→ Brief
Among the lines below, list those containing the string "Directness".

═════ Input ═════

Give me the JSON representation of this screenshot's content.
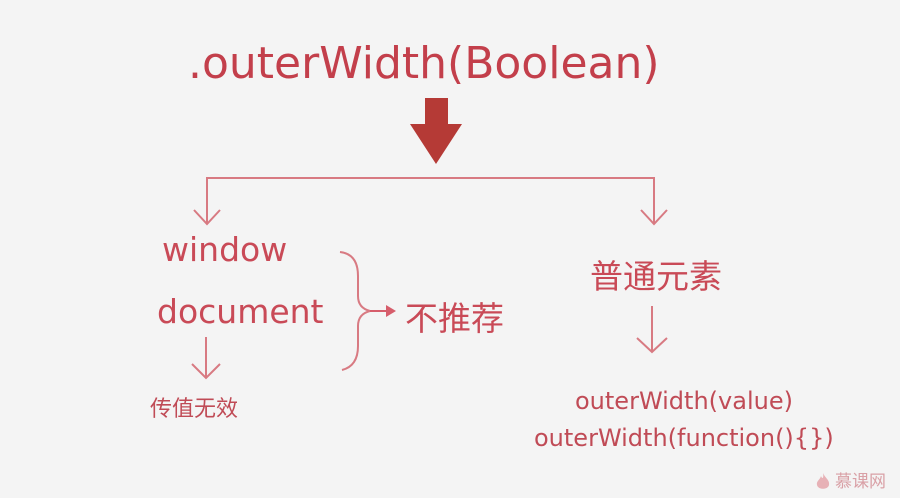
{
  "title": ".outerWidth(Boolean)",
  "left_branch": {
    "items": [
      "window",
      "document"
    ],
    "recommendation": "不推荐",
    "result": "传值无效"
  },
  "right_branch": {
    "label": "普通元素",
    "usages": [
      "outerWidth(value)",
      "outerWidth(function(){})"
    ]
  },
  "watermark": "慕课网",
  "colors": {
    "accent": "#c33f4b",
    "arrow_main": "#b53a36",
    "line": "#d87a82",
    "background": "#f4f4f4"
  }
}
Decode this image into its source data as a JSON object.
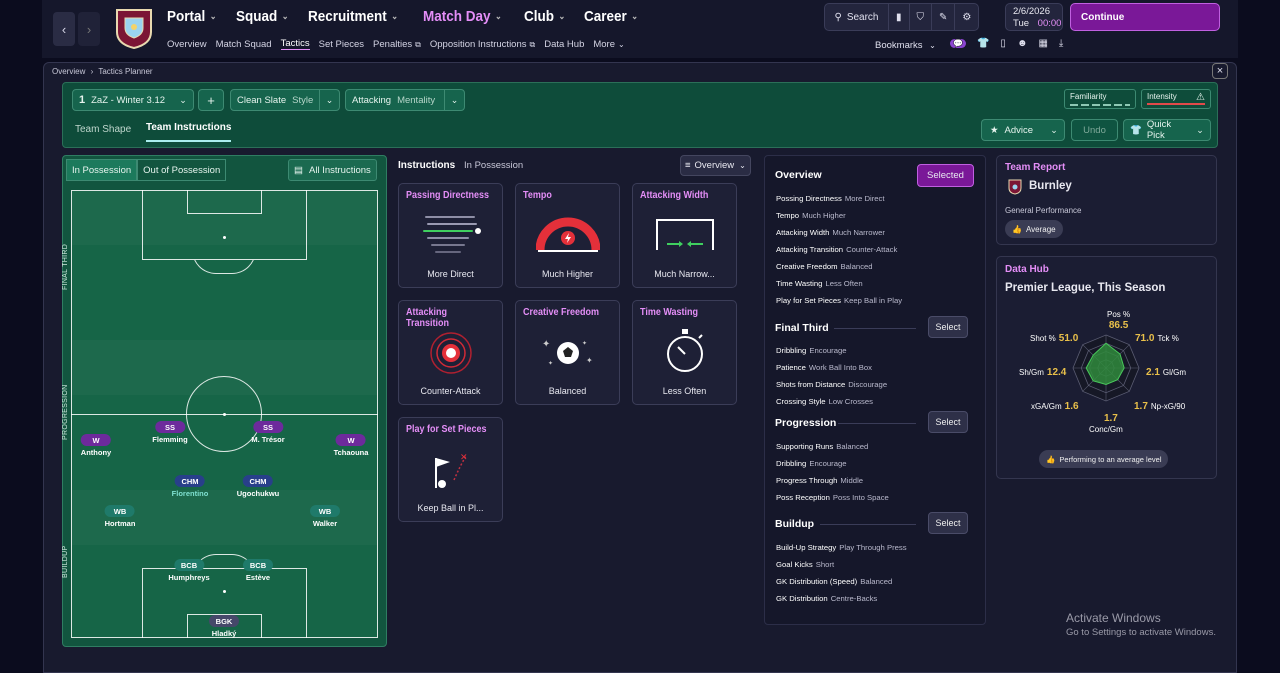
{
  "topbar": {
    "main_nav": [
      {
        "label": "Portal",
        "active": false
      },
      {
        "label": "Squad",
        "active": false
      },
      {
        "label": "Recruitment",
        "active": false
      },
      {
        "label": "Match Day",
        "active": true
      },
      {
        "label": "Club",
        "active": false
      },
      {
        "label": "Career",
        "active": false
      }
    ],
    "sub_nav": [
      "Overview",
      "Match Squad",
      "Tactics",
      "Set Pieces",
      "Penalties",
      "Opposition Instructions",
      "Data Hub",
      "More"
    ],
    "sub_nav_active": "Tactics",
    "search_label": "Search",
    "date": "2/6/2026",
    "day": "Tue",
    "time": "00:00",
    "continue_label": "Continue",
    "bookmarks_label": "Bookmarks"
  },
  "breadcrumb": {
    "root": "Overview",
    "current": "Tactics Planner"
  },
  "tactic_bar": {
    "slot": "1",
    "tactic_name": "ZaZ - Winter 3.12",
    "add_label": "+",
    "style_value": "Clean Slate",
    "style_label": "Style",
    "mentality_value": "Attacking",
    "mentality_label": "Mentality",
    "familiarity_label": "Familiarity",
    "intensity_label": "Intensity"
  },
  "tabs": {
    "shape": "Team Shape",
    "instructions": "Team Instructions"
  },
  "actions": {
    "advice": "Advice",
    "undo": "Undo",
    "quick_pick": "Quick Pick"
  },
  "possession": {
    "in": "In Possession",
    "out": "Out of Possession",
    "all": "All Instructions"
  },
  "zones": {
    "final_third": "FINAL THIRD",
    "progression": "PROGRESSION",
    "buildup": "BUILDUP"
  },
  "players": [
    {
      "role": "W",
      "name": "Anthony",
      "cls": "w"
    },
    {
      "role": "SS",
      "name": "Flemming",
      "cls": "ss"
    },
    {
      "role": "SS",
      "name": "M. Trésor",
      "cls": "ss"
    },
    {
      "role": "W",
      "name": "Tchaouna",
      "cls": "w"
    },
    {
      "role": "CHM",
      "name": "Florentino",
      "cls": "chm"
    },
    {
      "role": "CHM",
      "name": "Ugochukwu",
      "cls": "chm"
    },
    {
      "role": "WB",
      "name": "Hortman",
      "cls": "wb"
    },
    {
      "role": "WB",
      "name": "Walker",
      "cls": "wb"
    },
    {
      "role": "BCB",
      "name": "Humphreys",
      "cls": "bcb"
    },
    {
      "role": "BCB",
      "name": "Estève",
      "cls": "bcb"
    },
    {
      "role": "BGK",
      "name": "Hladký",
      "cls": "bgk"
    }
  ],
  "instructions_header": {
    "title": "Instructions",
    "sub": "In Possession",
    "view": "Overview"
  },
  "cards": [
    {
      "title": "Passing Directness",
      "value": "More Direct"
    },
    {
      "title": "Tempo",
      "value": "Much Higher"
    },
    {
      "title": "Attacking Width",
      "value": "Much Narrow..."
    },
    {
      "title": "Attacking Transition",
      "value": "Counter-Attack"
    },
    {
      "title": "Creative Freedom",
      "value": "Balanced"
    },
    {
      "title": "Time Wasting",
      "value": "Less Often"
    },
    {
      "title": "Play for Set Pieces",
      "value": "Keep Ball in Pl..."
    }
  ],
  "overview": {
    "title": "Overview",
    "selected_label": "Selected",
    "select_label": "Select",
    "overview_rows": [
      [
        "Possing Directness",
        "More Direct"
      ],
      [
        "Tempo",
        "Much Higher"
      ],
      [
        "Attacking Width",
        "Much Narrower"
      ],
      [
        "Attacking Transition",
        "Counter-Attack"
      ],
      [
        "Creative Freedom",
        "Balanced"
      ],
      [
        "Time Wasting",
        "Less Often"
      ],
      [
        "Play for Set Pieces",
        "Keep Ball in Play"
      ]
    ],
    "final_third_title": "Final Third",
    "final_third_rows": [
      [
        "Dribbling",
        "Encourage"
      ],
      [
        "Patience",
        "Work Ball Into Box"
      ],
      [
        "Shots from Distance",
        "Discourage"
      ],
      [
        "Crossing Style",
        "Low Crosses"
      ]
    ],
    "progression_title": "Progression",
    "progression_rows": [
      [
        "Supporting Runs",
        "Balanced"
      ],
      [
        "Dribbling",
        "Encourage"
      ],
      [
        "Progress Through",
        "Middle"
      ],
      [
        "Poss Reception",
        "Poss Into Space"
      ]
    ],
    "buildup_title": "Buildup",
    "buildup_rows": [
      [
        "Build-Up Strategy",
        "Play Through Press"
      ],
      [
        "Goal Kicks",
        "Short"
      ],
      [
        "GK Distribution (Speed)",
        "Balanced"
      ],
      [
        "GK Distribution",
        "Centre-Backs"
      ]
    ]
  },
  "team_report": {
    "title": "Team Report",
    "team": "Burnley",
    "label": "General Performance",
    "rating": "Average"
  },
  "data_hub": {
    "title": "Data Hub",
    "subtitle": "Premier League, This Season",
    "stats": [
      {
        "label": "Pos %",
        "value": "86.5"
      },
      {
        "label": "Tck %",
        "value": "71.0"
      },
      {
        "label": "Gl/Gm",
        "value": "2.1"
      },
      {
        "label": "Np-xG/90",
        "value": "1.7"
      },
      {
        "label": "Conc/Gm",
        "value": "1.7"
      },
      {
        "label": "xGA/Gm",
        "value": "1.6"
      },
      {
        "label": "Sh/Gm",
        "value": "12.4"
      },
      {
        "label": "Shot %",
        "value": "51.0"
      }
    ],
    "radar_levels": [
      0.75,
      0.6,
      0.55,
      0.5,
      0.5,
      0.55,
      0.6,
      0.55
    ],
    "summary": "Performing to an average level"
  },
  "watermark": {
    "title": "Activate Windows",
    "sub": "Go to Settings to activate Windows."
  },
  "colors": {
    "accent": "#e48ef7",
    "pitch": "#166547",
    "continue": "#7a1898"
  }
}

═════
═════ Input ═════

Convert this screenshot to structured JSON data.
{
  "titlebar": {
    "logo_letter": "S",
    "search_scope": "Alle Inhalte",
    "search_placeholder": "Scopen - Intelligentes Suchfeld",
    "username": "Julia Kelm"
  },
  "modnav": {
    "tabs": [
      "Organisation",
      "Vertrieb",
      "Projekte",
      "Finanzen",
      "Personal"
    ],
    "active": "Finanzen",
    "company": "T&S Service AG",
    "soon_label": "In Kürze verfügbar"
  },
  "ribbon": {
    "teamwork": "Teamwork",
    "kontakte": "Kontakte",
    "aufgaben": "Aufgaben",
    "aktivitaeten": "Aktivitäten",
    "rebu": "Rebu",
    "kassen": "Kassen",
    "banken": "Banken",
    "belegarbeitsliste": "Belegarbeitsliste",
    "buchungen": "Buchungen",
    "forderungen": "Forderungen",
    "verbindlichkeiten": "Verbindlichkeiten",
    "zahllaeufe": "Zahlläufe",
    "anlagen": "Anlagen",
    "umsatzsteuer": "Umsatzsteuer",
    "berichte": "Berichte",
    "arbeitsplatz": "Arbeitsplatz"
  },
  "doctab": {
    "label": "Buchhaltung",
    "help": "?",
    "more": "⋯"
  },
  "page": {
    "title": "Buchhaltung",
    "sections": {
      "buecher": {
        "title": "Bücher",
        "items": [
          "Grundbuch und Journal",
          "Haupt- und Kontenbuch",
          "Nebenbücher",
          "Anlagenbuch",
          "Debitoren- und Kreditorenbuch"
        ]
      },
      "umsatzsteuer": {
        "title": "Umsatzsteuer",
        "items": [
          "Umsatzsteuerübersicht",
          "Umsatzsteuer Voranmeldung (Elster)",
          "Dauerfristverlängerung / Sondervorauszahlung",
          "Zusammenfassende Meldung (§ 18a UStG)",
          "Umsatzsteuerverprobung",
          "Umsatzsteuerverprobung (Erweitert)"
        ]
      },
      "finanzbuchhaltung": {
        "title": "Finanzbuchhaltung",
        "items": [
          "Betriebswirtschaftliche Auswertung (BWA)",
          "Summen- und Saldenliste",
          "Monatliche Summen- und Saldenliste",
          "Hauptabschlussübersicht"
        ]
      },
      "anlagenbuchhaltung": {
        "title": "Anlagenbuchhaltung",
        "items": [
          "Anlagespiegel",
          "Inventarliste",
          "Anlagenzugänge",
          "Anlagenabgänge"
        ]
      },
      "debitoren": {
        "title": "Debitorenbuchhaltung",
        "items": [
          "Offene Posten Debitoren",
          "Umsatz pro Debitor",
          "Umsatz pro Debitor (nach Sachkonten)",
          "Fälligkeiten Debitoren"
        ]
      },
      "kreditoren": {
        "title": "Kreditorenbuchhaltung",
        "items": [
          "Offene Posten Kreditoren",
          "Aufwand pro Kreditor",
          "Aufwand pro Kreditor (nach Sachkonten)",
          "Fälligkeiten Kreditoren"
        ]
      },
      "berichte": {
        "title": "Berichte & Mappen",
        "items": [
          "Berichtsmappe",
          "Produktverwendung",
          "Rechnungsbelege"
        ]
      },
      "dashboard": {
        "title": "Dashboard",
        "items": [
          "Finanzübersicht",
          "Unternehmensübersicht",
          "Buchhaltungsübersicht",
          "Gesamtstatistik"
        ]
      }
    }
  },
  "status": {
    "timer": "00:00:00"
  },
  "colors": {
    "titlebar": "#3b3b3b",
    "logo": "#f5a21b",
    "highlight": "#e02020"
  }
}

═════
═════ Input ═════

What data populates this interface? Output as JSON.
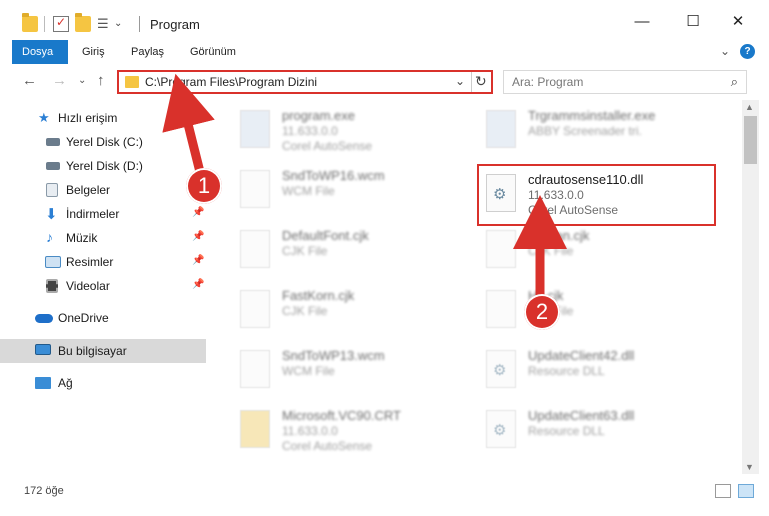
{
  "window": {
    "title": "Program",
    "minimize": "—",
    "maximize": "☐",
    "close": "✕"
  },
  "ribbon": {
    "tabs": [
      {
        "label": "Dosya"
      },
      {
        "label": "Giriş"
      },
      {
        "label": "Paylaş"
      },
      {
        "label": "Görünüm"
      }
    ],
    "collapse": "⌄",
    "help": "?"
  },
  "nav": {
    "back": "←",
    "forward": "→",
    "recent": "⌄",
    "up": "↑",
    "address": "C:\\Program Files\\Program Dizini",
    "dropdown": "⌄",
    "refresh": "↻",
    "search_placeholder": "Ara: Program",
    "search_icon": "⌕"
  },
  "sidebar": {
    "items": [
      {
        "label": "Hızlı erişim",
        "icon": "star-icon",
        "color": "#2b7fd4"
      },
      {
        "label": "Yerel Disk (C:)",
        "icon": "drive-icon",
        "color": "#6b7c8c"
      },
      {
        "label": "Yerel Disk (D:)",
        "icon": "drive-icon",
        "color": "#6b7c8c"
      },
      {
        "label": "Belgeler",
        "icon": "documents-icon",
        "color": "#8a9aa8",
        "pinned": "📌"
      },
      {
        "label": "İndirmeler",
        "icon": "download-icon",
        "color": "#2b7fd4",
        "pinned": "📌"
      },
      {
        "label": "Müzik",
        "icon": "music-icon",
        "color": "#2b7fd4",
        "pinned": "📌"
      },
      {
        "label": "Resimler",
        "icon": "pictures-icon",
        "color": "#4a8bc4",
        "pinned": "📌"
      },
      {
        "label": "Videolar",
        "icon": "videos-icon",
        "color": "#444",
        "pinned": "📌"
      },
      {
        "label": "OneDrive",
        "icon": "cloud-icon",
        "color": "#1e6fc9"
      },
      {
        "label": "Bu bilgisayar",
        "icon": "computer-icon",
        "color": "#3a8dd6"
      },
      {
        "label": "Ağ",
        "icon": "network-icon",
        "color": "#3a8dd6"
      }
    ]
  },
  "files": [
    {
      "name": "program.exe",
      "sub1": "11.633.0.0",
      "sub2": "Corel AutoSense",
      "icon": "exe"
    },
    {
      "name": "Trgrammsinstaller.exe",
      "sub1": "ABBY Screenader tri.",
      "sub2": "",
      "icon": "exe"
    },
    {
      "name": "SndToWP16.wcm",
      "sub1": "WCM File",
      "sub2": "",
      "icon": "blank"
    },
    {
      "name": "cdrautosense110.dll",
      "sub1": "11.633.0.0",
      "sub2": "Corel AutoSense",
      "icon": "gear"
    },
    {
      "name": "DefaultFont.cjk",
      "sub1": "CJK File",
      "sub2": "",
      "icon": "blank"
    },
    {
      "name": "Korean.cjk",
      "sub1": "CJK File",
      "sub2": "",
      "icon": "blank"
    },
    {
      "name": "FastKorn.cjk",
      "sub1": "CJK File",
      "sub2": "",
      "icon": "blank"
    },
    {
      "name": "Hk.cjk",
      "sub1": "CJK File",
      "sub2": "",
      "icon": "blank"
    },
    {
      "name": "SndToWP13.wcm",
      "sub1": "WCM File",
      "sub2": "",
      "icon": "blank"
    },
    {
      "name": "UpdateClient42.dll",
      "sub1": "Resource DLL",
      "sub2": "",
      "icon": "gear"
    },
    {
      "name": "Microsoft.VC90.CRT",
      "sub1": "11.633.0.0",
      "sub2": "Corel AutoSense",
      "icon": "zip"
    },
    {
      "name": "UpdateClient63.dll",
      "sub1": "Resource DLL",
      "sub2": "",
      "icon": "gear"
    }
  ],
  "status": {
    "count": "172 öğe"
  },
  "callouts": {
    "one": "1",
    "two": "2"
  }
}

═════

→ The output
      "title": "Passing Directness",
        "Possing Directness",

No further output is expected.